INSTRUCTION ▸ Copy each line exactly.

(A block of data)

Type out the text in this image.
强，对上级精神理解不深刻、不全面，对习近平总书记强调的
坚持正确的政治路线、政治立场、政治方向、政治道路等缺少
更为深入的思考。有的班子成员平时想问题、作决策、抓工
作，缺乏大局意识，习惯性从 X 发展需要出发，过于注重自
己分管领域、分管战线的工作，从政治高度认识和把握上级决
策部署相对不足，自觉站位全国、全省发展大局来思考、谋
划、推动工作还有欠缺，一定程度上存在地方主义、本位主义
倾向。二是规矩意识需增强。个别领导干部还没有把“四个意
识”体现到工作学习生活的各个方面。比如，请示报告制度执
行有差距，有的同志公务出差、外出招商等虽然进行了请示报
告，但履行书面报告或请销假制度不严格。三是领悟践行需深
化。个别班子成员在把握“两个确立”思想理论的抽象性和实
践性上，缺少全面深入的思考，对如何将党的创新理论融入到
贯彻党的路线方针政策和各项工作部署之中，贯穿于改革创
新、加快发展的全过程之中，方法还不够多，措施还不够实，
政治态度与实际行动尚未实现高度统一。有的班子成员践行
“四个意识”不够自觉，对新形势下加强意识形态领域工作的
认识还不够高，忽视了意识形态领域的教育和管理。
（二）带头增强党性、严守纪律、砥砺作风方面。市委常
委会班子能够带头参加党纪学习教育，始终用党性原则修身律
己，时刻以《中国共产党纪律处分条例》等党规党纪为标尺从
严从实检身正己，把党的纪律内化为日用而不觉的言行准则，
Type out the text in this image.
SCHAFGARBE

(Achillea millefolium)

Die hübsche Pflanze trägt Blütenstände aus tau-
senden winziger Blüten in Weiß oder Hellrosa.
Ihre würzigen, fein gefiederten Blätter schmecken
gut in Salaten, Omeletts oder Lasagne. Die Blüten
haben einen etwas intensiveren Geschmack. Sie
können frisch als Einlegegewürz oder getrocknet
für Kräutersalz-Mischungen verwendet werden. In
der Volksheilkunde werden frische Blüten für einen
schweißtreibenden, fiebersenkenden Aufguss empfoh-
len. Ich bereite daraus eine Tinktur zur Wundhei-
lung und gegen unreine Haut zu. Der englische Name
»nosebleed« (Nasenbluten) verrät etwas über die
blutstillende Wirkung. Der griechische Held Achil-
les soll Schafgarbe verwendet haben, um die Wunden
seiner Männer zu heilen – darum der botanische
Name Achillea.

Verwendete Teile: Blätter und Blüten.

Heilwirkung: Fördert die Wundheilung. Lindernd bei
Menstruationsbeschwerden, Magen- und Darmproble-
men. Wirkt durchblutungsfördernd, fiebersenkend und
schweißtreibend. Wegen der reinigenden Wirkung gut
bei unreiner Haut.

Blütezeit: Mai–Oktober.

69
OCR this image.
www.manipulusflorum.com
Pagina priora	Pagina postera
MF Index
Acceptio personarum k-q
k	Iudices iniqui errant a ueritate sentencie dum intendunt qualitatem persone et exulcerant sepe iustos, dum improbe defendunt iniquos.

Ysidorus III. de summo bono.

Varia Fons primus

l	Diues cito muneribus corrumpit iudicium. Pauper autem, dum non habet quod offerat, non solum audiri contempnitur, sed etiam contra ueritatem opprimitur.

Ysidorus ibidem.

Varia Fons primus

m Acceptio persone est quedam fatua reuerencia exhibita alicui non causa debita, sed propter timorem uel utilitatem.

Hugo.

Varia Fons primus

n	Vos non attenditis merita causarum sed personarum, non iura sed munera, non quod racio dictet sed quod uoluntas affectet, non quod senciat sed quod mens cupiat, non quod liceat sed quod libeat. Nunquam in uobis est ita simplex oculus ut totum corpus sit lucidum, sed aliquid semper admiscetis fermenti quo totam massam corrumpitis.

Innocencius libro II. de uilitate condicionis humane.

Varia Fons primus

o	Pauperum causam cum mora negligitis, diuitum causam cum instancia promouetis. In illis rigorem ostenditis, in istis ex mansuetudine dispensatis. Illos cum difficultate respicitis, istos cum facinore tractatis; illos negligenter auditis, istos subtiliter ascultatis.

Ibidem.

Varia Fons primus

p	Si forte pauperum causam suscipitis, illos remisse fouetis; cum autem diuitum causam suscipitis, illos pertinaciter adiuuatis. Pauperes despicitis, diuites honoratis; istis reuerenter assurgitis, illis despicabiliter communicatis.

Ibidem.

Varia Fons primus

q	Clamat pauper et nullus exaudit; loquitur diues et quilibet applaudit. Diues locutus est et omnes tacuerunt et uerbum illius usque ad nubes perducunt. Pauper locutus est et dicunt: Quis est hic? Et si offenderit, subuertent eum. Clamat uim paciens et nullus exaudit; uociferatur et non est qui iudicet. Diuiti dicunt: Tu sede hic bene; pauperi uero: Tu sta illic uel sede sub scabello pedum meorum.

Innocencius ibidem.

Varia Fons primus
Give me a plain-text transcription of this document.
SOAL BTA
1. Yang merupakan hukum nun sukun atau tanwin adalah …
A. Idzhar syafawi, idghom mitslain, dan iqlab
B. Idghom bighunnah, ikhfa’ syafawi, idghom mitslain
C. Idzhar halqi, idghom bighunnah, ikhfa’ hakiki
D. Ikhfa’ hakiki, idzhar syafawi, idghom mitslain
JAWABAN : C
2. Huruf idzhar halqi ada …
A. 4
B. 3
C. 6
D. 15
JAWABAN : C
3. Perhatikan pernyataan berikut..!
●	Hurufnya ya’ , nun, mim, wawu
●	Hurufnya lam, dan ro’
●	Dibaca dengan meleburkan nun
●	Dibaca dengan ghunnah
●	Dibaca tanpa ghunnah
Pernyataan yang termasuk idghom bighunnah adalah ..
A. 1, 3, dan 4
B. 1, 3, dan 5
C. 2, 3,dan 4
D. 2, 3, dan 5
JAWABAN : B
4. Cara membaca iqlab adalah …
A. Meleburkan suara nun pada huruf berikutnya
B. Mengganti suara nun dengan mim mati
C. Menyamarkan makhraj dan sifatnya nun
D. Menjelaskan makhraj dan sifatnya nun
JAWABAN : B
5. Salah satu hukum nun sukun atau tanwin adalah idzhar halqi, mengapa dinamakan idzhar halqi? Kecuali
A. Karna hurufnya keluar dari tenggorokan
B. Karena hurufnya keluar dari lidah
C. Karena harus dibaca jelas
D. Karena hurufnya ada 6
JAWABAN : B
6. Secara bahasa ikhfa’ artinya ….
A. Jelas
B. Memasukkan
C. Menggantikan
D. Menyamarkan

COMPLETED EXERCISE ▸
Type out the text in this image.
强，对上级精神理解不深刻、不全面，对习近平总书记强调的
坚持正确的政治路线、政治立场、政治方向、政治道路等缺少
更为深入的思考。有的班子成员平时想问题、作决策、抓工
作，缺乏大局意识，习惯性从 X 发展需要出发，过于注重自
己分管领域、分管战线的工作，从政治高度认识和把握上级决
策部署相对不足，自觉站位全国、全省发展大局来思考、谋
划、推动工作还有欠缺，一定程度上存在地方主义、本位主义
倾向。二是规矩意识需增强。个别领导干部还没有把“四个意
识”体现到工作学习生活的各个方面。比如，请示报告制度执
行有差距，有的同志公务出差、外出招商等虽然进行了请示报
告，但履行书面报告或请销假制度不严格。三是领悟践行需深
化。个别班子成员在把握“两个确立”思想理论的抽象性和实
践性上，缺少全面深入的思考，对如何将党的创新理论融入到
贯彻党的路线方针政策和各项工作部署之中，贯穿于改革创
新、加快发展的全过程之中，方法还不够多，措施还不够实，
政治态度与实际行动尚未实现高度统一。有的班子成员践行
“四个意识”不够自觉，对新形势下加强意识形态领域工作的
认识还不够高，忽视了意识形态领域的教育和管理。
（二）带头增强党性、严守纪律、砥砺作风方面。市委常
委会班子能够带头参加党纪学习教育，始终用党性原则修身律
己，时刻以《中国共产党纪律处分条例》等党规党纪为标尺从
严从实检身正己，把党的纪律内化为日用而不觉的言行准则，
Type out the text in this image.
SCHAFGARBE

(Achillea millefolium)

Die hübsche Pflanze trägt Blütenstände aus tau-
senden winziger Blüten in Weiß oder Hellrosa.
Ihre würzigen, fein gefiederten Blätter schmecken
gut in Salaten, Omeletts oder Lasagne. Die Blüten
haben einen etwas intensiveren Geschmack. Sie
können frisch als Einlegegewürz oder getrocknet
für Kräutersalz-Mischungen verwendet werden. In
der Volksheilkunde werden frische Blüten für einen
schweißtreibenden, fiebersenkenden Aufguss empfoh-
len. Ich bereite daraus eine Tinktur zur Wundhei-
lung und gegen unreine Haut zu. Der englische Name
»nosebleed« (Nasenbluten) verrät etwas über die
blutstillende Wirkung. Der griechische Held Achil-
les soll Schafgarbe verwendet haben, um die Wunden
seiner Männer zu heilen – darum der botanische
Name Achillea.

Verwendete Teile: Blätter und Blüten.

Heilwirkung: Fördert die Wundheilung. Lindernd bei
Menstruationsbeschwerden, Magen- und Darmproble-
men. Wirkt durchblutungsfördernd, fiebersenkend und
schweißtreibend. Wegen der reinigenden Wirkung gut
bei unreiner Haut.

Blütezeit: Mai–Oktober.

69
OCR this image.
www.manipulusflorum.com
Pagina priora	Pagina postera
MF Index
Acceptio personarum k-q
k	Iudices iniqui errant a ueritate sentencie dum intendunt qualitatem persone et exulcerant sepe iustos, dum improbe defendunt iniquos.

Ysidorus III. de summo bono.

Varia Fons primus

l	Diues cito muneribus corrumpit iudicium. Pauper autem, dum non habet quod offerat, non solum audiri contempnitur, sed etiam contra ueritatem opprimitur.

Ysidorus ibidem.

Varia Fons primus

m Acceptio persone est quedam fatua reuerencia exhibita alicui non causa debita, sed propter timorem uel utilitatem.

Hugo.

Varia Fons primus

n	Vos non attenditis merita causarum sed personarum, non iura sed munera, non quod racio dictet sed quod uoluntas affectet, non quod senciat sed quod mens cupiat, non quod liceat sed quod libeat. Nunquam in uobis est ita simplex oculus ut totum corpus sit lucidum, sed aliquid semper admiscetis fermenti quo totam massam corrumpitis.

Innocencius libro II. de uilitate condicionis humane.

Varia Fons primus

o	Pauperum causam cum mora negligitis, diuitum causam cum instancia promouetis. In illis rigorem ostenditis, in istis ex mansuetudine dispensatis. Illos cum difficultate respicitis, istos cum facinore tractatis; illos negligenter auditis, istos subtiliter ascultatis.

Ibidem.

Varia Fons primus

p	Si forte pauperum causam suscipitis, illos remisse fouetis; cum autem diuitum causam suscipitis, illos pertinaciter adiuuatis. Pauperes despicitis, diuites honoratis; istis reuerenter assurgitis, illis despicabiliter communicatis.

Ibidem.

Varia Fons primus

q	Clamat pauper et nullus exaudit; loquitur diues et quilibet applaudit. Diues locutus est et omnes tacuerunt et uerbum illius usque ad nubes perducunt. Pauper locutus est et dicunt: Quis est hic? Et si offenderit, subuertent eum. Clamat uim paciens et nullus exaudit; uociferatur et non est qui iudicet. Diuiti dicunt: Tu sede hic bene; pauperi uero: Tu sta illic uel sede sub scabello pedum meorum.

Innocencius ibidem.

Varia Fons primus
Give me a plain-text transcription of this document.
SOAL BTA
1. Yang merupakan hukum nun sukun atau tanwin adalah …
A. Idzhar syafawi, idghom mitslain, dan iqlab
B. Idghom bighunnah, ikhfa’ syafawi, idghom mitslain
C. Idzhar halqi, idghom bighunnah, ikhfa’ hakiki
D. Ikhfa’ hakiki, idzhar syafawi, idghom mitslain
JAWABAN : C
2. Huruf idzhar halqi ada …
A. 4
B. 3
C. 6
D. 15
JAWABAN : C
3. Perhatikan pernyataan berikut..!
●	Hurufnya ya’ , nun, mim, wawu
●	Hurufnya lam, dan ro’
●	Dibaca dengan meleburkan nun
●	Dibaca dengan ghunnah
●	Dibaca tanpa ghunnah
Pernyataan yang termasuk idghom bighunnah adalah ..
A. 1, 3, dan 4
B. 1, 3, dan 5
C. 2, 3,dan 4
D. 2, 3, dan 5
JAWABAN : B
4. Cara membaca iqlab adalah …
A. Meleburkan suara nun pada huruf berikutnya
B. Mengganti suara nun dengan mim mati
C. Menyamarkan makhraj dan sifatnya nun
D. Menjelaskan makhraj dan sifatnya nun
JAWABAN : B
5. Salah satu hukum nun sukun atau tanwin adalah idzhar halqi, mengapa dinamakan idzhar halqi? Kecuali
A. Karna hurufnya keluar dari tenggorokan
B. Karena hurufnya keluar dari lidah
C. Karena harus dibaca jelas
D. Karena hurufnya ada 6
JAWABAN : B
6. Secara bahasa ikhfa’ artinya ….
A. Jelas
B. Memasukkan
C. Menggantikan
D. Menyamarkan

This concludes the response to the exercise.